= Source data =
====
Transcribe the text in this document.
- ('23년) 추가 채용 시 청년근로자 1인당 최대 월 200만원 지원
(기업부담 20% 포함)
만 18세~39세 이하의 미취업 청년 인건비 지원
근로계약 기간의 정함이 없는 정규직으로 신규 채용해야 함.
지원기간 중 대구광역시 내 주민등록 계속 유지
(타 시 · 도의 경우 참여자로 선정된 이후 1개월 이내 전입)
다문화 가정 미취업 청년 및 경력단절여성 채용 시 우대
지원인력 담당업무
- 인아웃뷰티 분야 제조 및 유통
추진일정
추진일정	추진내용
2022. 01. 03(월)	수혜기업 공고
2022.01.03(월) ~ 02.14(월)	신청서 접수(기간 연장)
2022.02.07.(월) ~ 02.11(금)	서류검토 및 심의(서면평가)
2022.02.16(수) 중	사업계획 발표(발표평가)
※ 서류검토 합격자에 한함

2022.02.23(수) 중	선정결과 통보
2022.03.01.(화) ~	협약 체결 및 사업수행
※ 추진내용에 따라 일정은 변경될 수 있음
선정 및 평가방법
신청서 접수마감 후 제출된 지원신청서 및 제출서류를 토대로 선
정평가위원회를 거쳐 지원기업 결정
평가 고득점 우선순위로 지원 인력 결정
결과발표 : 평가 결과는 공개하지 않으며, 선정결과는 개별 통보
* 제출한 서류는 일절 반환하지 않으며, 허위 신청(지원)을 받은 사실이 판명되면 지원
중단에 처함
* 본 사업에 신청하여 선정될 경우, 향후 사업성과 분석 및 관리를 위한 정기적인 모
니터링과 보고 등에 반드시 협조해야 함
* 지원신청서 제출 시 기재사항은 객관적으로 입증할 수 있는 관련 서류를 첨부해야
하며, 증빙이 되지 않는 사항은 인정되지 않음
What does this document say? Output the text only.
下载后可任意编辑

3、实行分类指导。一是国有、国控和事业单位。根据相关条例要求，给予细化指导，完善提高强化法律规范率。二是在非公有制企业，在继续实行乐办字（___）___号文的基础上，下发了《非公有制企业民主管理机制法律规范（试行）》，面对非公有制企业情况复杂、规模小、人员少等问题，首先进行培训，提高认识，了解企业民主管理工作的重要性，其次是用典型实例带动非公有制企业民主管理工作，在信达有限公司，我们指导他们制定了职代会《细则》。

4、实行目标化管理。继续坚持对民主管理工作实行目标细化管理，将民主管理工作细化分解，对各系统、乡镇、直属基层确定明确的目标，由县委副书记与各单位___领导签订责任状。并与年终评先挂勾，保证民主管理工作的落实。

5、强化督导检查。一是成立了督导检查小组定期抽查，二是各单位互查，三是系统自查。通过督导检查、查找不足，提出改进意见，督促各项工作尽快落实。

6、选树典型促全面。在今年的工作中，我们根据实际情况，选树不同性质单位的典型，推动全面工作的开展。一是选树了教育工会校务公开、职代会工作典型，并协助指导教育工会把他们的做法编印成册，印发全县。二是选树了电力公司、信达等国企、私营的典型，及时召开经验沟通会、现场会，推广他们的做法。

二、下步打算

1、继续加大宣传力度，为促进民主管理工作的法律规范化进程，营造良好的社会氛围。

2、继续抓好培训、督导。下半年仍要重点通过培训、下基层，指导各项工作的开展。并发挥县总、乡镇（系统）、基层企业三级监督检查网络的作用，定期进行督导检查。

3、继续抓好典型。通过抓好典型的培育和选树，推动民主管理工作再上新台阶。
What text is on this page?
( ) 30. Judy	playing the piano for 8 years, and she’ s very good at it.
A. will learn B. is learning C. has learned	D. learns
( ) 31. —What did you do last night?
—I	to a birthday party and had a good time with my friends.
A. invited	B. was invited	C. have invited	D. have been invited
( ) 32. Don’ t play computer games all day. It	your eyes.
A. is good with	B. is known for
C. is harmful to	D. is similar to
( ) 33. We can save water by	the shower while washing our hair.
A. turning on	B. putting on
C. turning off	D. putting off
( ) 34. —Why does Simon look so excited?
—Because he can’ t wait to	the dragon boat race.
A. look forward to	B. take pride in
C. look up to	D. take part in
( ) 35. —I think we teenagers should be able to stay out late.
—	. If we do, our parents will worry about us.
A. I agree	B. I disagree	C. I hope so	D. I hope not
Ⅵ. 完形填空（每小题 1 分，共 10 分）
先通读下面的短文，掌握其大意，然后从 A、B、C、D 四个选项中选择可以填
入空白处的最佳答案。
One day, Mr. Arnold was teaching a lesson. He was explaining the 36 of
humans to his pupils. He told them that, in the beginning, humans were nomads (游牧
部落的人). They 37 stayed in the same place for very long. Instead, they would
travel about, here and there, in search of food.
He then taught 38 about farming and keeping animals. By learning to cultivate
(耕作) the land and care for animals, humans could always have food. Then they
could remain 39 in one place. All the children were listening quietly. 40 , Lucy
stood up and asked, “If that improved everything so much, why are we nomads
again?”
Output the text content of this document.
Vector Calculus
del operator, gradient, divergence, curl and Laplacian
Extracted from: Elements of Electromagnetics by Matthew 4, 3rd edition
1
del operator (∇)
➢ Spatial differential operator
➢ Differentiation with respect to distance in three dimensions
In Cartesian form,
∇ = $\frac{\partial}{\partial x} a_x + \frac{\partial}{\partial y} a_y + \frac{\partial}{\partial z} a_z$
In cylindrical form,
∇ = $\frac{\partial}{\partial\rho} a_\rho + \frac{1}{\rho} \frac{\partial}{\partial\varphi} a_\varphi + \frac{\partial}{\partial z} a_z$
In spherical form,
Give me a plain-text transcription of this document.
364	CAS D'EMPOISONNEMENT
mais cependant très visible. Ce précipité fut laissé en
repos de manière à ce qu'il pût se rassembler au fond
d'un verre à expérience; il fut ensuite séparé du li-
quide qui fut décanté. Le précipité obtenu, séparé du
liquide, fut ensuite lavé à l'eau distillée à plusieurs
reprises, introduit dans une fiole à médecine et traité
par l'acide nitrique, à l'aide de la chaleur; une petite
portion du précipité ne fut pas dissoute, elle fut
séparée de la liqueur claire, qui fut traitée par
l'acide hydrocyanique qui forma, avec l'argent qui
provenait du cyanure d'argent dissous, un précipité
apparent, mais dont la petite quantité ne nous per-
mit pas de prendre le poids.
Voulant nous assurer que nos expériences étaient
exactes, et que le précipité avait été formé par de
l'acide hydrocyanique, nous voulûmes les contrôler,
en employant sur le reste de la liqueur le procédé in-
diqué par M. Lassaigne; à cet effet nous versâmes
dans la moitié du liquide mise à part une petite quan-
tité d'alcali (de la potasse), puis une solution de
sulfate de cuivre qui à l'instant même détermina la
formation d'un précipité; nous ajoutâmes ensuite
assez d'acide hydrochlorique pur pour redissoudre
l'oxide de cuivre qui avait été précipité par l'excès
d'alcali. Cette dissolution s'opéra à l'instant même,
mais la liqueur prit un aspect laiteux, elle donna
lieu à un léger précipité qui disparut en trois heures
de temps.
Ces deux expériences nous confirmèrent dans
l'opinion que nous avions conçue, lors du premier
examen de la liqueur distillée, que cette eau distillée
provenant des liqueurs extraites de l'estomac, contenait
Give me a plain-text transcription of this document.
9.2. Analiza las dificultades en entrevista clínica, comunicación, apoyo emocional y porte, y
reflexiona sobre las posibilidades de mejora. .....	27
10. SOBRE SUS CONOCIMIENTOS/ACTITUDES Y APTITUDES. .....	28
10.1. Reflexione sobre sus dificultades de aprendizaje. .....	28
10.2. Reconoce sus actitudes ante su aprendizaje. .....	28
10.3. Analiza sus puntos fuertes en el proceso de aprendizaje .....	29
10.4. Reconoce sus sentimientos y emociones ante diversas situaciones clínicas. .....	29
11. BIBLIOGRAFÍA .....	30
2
====
= YOUR INSTRUCTIONS =
Repeat the records exactly, including every line.

= ANSWER TO THIS PROBLEM =
Transcribe the text in this document.
- ('23년) 추가 채용 시 청년근로자 1인당 최대 월 200만원 지원
(기업부담 20% 포함)
만 18세~39세 이하의 미취업 청년 인건비 지원
근로계약 기간의 정함이 없는 정규직으로 신규 채용해야 함.
지원기간 중 대구광역시 내 주민등록 계속 유지
(타 시 · 도의 경우 참여자로 선정된 이후 1개월 이내 전입)
다문화 가정 미취업 청년 및 경력단절여성 채용 시 우대
지원인력 담당업무
- 인아웃뷰티 분야 제조 및 유통
추진일정
추진일정	추진내용
2022. 01. 03(월)	수혜기업 공고
2022.01.03(월) ~ 02.14(월)	신청서 접수(기간 연장)
2022.02.07.(월) ~ 02.11(금)	서류검토 및 심의(서면평가)
2022.02.16(수) 중	사업계획 발표(발표평가)
※ 서류검토 합격자에 한함

2022.02.23(수) 중	선정결과 통보
2022.03.01.(화) ~	협약 체결 및 사업수행
※ 추진내용에 따라 일정은 변경될 수 있음
선정 및 평가방법
신청서 접수마감 후 제출된 지원신청서 및 제출서류를 토대로 선
정평가위원회를 거쳐 지원기업 결정
평가 고득점 우선순위로 지원 인력 결정
결과발표 : 평가 결과는 공개하지 않으며, 선정결과는 개별 통보
* 제출한 서류는 일절 반환하지 않으며, 허위 신청(지원)을 받은 사실이 판명되면 지원
중단에 처함
* 본 사업에 신청하여 선정될 경우, 향후 사업성과 분석 및 관리를 위한 정기적인 모
니터링과 보고 등에 반드시 협조해야 함
* 지원신청서 제출 시 기재사항은 객관적으로 입증할 수 있는 관련 서류를 첨부해야
하며, 증빙이 되지 않는 사항은 인정되지 않음
What does this document say? Output the text only.
下载后可任意编辑

3、实行分类指导。一是国有、国控和事业单位。根据相关条例要求，给予细化指导，完善提高强化法律规范率。二是在非公有制企业，在继续实行乐办字（___）___号文的基础上，下发了《非公有制企业民主管理机制法律规范（试行）》，面对非公有制企业情况复杂、规模小、人员少等问题，首先进行培训，提高认识，了解企业民主管理工作的重要性，其次是用典型实例带动非公有制企业民主管理工作，在信达有限公司，我们指导他们制定了职代会《细则》。

4、实行目标化管理。继续坚持对民主管理工作实行目标细化管理，将民主管理工作细化分解，对各系统、乡镇、直属基层确定明确的目标，由县委副书记与各单位___领导签订责任状。并与年终评先挂勾，保证民主管理工作的落实。

5、强化督导检查。一是成立了督导检查小组定期抽查，二是各单位互查，三是系统自查。通过督导检查、查找不足，提出改进意见，督促各项工作尽快落实。

6、选树典型促全面。在今年的工作中，我们根据实际情况，选树不同性质单位的典型，推动全面工作的开展。一是选树了教育工会校务公开、职代会工作典型，并协助指导教育工会把他们的做法编印成册，印发全县。二是选树了电力公司、信达等国企、私营的典型，及时召开经验沟通会、现场会，推广他们的做法。

二、下步打算

1、继续加大宣传力度，为促进民主管理工作的法律规范化进程，营造良好的社会氛围。

2、继续抓好培训、督导。下半年仍要重点通过培训、下基层，指导各项工作的开展。并发挥县总、乡镇（系统）、基层企业三级监督检查网络的作用，定期进行督导检查。

3、继续抓好典型。通过抓好典型的培育和选树，推动民主管理工作再上新台阶。
What text is on this page?
( ) 30. Judy	playing the piano for 8 years, and she’ s very good at it.
A. will learn B. is learning C. has learned	D. learns
( ) 31. —What did you do last night?
—I	to a birthday party and had a good time with my friends.
A. invited	B. was invited	C. have invited	D. have been invited
( ) 32. Don’ t play computer games all day. It	your eyes.
A. is good with	B. is known for
C. is harmful to	D. is similar to
( ) 33. We can save water by	the shower while washing our hair.
A. turning on	B. putting on
C. turning off	D. putting off
( ) 34. —Why does Simon look so excited?
—Because he can’ t wait to	the dragon boat race.
A. look forward to	B. take pride in
C. look up to	D. take part in
( ) 35. —I think we teenagers should be able to stay out late.
—	. If we do, our parents will worry about us.
A. I agree	B. I disagree	C. I hope so	D. I hope not
Ⅵ. 完形填空（每小题 1 分，共 10 分）
先通读下面的短文，掌握其大意，然后从 A、B、C、D 四个选项中选择可以填
入空白处的最佳答案。
One day, Mr. Arnold was teaching a lesson. He was explaining the 36 of
humans to his pupils. He told them that, in the beginning, humans were nomads (游牧
部落的人). They 37 stayed in the same place for very long. Instead, they would
travel about, here and there, in search of food.
He then taught 38 about farming and keeping animals. By learning to cultivate
(耕作) the land and care for animals, humans could always have food. Then they
could remain 39 in one place. All the children were listening quietly. 40 , Lucy
stood up and asked, “If that improved everything so much, why are we nomads
again?”
Output the text content of this document.
Vector Calculus
del operator, gradient, divergence, curl and Laplacian
Extracted from: Elements of Electromagnetics by Matthew 4, 3rd edition
1
del operator (∇)
➢ Spatial differential operator
➢ Differentiation with respect to distance in three dimensions
In Cartesian form,
∇ = $\frac{\partial}{\partial x} a_x + \frac{\partial}{\partial y} a_y + \frac{\partial}{\partial z} a_z$
In cylindrical form,
∇ = $\frac{\partial}{\partial\rho} a_\rho + \frac{1}{\rho} \frac{\partial}{\partial\varphi} a_\varphi + \frac{\partial}{\partial z} a_z$
In spherical form,
Give me a plain-text transcription of this document.
364	CAS D'EMPOISONNEMENT
mais cependant très visible. Ce précipité fut laissé en
repos de manière à ce qu'il pût se rassembler au fond
d'un verre à expérience; il fut ensuite séparé du li-
quide qui fut décanté. Le précipité obtenu, séparé du
liquide, fut ensuite lavé à l'eau distillée à plusieurs
reprises, introduit dans une fiole à médecine et traité
par l'acide nitrique, à l'aide de la chaleur; une petite
portion du précipité ne fut pas dissoute, elle fut
séparée de la liqueur claire, qui fut traitée par
l'acide hydrocyanique qui forma, avec l'argent qui
provenait du cyanure d'argent dissous, un précipité
apparent, mais dont la petite quantité ne nous per-
mit pas de prendre le poids.
Voulant nous assurer que nos expériences étaient
exactes, et que le précipité avait été formé par de
l'acide hydrocyanique, nous voulûmes les contrôler,
en employant sur le reste de la liqueur le procédé in-
diqué par M. Lassaigne; à cet effet nous versâmes
dans la moitié du liquide mise à part une petite quan-
tité d'alcali (de la potasse), puis une solution de
sulfate de cuivre qui à l'instant même détermina la
formation d'un précipité; nous ajoutâmes ensuite
assez d'acide hydrochlorique pur pour redissoudre
l'oxide de cuivre qui avait été précipité par l'excès
d'alcali. Cette dissolution s'opéra à l'instant même,
mais la liqueur prit un aspect laiteux, elle donna
lieu à un léger précipité qui disparut en trois heures
de temps.
Ces deux expériences nous confirmèrent dans
l'opinion que nous avions conçue, lors du premier
examen de la liqueur distillée, que cette eau distillée
provenant des liqueurs extraites de l'estomac, contenait
Give me a plain-text transcription of this document.
9.2. Analiza las dificultades en entrevista clínica, comunicación, apoyo emocional y porte, y
reflexiona sobre las posibilidades de mejora. .....	27
10. SOBRE SUS CONOCIMIENTOS/ACTITUDES Y APTITUDES. .....	28
10.1. Reflexione sobre sus dificultades de aprendizaje. .....	28
10.2. Reconoce sus actitudes ante su aprendizaje. .....	28
10.3. Analiza sus puntos fuertes en el proceso de aprendizaje .....	29
10.4. Reconoce sus sentimientos y emociones ante diversas situaciones clínicas. .....	29
11. BIBLIOGRAFÍA .....	30
2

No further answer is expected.